● Work to do:
Identify the lines that contain the string "audio" and report only how many there are.

────

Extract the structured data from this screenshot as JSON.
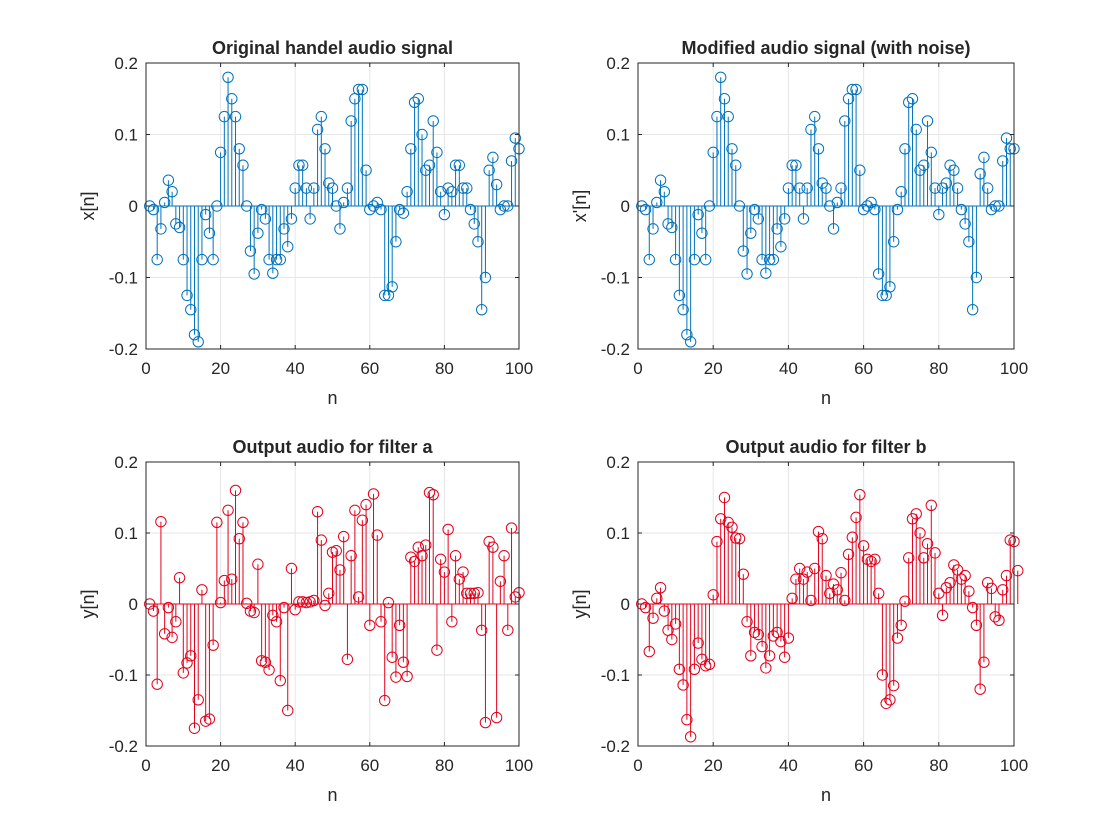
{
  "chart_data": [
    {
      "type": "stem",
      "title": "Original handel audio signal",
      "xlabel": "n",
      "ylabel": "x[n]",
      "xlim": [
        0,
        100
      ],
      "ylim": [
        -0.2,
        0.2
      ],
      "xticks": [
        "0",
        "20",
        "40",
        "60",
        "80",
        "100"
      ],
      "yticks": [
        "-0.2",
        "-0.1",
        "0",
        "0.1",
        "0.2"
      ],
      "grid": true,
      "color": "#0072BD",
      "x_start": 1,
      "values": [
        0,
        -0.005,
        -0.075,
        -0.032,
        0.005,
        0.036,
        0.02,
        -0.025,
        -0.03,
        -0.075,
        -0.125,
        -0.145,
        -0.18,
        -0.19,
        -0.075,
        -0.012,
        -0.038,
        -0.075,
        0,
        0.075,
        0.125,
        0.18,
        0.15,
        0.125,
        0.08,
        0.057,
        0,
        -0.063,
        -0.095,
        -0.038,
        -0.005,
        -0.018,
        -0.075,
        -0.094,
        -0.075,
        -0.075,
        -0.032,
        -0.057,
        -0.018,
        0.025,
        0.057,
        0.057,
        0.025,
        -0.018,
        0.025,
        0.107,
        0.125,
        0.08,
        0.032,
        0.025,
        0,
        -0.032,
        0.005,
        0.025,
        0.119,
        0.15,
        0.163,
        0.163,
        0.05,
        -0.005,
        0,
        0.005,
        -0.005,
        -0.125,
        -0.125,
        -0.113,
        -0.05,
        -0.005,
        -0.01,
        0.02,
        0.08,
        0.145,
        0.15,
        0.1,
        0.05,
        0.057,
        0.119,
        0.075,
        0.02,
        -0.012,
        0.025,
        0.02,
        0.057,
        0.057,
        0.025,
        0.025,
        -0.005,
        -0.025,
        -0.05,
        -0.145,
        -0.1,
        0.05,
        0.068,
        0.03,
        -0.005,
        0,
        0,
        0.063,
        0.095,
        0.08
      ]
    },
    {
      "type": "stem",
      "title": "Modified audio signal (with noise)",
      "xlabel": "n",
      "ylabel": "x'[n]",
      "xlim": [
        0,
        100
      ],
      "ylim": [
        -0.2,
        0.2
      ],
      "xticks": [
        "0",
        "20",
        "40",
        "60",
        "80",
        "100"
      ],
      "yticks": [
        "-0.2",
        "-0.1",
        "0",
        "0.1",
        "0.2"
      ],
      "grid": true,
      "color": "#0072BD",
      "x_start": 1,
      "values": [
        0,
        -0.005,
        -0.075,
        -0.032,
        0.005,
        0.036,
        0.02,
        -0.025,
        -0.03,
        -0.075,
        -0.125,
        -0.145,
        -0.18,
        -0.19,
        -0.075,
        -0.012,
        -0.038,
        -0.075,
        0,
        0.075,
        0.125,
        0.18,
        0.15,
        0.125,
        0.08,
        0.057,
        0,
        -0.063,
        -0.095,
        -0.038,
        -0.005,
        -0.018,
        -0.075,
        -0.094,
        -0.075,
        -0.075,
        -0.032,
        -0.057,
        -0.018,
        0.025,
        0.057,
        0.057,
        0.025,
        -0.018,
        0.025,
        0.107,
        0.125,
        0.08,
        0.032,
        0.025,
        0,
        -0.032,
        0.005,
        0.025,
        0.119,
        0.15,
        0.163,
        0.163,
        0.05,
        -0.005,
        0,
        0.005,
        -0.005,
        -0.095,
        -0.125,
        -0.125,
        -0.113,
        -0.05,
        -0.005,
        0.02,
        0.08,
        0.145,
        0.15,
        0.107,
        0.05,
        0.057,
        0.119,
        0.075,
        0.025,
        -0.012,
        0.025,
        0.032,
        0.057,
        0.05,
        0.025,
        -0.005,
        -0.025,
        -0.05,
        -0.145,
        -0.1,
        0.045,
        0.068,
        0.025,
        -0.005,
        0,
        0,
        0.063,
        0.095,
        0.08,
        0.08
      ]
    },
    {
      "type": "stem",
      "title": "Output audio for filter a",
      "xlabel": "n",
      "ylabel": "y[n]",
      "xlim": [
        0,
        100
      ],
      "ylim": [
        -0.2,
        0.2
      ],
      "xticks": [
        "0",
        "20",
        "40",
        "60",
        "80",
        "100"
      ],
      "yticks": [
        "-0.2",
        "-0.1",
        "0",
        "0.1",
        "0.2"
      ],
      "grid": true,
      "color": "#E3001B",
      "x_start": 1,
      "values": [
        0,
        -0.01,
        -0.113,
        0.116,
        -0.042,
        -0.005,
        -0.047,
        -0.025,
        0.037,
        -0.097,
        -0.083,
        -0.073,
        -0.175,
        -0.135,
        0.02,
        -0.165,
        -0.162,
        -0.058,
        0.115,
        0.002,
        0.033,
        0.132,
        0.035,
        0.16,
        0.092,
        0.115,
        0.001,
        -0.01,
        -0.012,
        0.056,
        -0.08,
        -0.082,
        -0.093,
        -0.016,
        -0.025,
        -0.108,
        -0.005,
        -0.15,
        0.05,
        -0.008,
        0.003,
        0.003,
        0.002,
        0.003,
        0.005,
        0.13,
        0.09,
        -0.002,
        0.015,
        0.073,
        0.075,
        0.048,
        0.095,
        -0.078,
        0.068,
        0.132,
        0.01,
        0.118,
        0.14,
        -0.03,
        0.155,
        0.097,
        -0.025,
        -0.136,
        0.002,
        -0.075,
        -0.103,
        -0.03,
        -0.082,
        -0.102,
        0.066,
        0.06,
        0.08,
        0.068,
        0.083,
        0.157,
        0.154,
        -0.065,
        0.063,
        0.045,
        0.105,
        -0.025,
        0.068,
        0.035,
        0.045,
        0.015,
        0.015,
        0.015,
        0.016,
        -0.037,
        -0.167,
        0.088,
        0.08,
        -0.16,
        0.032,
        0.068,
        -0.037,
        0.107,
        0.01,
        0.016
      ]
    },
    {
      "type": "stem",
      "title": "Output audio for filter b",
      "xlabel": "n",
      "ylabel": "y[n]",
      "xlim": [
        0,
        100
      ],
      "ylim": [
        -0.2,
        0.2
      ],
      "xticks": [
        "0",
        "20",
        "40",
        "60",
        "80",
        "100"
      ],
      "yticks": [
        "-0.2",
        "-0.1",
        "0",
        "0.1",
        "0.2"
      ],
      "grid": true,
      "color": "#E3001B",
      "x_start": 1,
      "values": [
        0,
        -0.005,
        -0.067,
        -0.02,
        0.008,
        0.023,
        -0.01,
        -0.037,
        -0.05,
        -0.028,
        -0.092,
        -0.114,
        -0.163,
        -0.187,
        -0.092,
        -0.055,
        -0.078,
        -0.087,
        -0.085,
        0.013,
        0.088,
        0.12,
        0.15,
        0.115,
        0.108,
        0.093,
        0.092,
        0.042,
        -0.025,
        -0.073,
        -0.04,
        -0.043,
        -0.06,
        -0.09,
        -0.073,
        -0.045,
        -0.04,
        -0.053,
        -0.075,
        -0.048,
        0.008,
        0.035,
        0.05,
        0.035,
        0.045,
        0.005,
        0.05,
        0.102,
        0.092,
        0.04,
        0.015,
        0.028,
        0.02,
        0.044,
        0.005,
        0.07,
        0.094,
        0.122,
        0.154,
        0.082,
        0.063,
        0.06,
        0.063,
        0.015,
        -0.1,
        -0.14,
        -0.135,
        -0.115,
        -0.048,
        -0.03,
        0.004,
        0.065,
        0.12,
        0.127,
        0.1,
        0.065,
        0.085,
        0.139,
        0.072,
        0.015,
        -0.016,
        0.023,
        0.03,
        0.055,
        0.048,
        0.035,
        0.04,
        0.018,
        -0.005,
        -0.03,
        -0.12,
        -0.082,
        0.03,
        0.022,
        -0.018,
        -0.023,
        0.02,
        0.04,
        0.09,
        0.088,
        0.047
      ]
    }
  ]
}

────

● Task result:
4